## Do this
From the listing, collect all lines containing the word "JSON".

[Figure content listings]
══════
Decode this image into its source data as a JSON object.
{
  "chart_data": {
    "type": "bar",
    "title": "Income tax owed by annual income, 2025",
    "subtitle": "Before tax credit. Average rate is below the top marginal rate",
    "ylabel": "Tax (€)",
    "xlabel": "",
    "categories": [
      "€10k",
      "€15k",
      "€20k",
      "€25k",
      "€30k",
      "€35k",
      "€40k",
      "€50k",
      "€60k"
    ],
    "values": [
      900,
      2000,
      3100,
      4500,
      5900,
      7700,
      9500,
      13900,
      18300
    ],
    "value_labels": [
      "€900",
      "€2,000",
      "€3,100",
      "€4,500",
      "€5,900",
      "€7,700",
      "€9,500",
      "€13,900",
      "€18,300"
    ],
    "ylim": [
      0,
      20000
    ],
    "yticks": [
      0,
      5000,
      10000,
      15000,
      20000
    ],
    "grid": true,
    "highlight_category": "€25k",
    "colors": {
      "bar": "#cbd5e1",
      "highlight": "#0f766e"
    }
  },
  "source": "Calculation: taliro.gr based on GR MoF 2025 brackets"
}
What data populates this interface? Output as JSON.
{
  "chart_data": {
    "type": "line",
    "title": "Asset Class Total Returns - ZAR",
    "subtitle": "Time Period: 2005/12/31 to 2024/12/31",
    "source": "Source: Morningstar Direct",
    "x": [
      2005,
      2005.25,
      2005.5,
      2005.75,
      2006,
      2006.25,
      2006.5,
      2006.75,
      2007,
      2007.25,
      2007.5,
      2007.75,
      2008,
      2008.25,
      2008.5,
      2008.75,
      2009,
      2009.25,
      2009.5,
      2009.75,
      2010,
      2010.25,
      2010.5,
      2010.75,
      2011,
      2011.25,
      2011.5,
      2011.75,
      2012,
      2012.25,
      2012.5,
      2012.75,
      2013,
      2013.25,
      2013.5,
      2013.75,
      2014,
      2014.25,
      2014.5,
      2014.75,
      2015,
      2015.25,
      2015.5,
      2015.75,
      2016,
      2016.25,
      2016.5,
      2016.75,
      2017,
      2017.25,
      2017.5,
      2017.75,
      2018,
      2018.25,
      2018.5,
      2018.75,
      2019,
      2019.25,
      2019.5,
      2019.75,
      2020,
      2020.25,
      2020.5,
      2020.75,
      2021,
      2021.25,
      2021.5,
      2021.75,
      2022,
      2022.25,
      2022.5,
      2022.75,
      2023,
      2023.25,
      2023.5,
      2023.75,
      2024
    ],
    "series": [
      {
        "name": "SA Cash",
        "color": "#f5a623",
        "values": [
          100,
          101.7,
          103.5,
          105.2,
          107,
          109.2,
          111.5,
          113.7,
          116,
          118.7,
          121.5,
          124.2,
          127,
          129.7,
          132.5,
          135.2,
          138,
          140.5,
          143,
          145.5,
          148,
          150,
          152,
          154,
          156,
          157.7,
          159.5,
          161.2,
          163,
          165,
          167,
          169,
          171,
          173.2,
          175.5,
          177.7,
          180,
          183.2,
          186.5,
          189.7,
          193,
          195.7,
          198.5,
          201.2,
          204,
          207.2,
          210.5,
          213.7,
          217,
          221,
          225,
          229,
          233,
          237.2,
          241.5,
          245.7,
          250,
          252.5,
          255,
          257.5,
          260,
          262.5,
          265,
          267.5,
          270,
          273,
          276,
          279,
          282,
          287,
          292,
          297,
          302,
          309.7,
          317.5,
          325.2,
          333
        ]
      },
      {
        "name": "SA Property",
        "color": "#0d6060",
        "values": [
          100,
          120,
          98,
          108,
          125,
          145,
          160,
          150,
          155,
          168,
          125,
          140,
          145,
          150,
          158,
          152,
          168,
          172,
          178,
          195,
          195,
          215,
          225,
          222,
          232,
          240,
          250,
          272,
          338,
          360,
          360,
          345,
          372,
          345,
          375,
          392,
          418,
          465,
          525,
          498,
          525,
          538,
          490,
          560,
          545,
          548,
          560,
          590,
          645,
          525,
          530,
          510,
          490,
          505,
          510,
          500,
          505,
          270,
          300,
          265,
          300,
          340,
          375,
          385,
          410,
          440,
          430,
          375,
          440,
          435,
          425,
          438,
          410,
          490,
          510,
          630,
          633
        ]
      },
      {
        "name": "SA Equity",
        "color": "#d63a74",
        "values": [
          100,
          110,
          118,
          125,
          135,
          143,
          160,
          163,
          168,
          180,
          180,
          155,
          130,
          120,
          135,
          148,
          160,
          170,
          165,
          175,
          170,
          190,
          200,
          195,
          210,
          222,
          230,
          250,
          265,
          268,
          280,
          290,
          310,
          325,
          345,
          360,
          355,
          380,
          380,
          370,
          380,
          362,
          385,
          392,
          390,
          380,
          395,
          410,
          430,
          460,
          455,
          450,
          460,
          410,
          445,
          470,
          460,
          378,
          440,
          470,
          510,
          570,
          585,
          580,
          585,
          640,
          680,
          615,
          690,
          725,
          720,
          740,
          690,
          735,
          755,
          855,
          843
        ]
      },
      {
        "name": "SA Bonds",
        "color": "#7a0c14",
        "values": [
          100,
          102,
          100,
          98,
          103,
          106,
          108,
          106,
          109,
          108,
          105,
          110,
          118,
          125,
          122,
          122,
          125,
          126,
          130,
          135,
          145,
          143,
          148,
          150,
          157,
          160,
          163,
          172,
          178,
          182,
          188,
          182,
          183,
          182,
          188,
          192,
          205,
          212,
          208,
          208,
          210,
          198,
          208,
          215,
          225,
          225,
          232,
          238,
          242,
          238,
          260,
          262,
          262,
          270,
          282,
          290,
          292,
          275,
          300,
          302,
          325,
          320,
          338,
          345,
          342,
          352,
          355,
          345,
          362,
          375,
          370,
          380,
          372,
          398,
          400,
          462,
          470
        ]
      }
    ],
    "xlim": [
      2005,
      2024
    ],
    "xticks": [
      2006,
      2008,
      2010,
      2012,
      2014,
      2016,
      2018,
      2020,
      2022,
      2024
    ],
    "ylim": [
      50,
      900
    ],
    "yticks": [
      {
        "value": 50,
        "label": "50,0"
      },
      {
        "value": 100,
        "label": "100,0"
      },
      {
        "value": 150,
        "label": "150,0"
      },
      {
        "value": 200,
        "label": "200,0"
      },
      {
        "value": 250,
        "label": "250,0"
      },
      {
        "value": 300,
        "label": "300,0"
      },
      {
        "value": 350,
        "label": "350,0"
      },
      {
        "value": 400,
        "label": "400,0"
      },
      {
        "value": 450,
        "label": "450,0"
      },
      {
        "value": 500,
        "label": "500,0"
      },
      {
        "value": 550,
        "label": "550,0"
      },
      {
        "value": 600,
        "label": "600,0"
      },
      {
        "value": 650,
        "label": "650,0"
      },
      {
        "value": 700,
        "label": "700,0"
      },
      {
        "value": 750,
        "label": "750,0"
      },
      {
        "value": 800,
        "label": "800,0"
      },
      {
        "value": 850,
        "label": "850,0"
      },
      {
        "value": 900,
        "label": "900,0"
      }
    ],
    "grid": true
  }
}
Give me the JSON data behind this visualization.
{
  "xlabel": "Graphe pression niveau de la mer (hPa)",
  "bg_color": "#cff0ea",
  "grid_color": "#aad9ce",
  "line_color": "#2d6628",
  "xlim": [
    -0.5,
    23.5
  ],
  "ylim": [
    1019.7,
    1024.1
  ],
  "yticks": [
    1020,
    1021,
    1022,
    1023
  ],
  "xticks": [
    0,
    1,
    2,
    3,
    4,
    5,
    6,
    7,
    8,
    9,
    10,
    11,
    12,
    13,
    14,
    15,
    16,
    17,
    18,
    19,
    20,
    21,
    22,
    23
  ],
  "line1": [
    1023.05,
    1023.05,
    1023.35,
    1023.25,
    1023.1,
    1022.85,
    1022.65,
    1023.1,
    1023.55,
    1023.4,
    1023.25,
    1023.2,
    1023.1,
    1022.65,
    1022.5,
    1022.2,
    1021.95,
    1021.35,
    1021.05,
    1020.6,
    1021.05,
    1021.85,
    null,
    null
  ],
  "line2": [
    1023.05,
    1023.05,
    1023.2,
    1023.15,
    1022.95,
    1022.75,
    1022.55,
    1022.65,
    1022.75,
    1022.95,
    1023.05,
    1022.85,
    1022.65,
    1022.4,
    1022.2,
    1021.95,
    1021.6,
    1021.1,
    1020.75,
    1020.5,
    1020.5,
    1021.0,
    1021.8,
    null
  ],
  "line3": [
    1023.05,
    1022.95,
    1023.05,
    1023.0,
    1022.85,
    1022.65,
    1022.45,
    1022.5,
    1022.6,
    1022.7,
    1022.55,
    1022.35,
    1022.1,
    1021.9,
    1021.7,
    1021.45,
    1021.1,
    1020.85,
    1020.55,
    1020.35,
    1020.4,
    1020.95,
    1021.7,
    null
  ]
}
══════
## Response to this exercise
Decode this image into its source data as a JSON object.
What data populates this interface? Output as JSON.
Give me the JSON data behind this visualization.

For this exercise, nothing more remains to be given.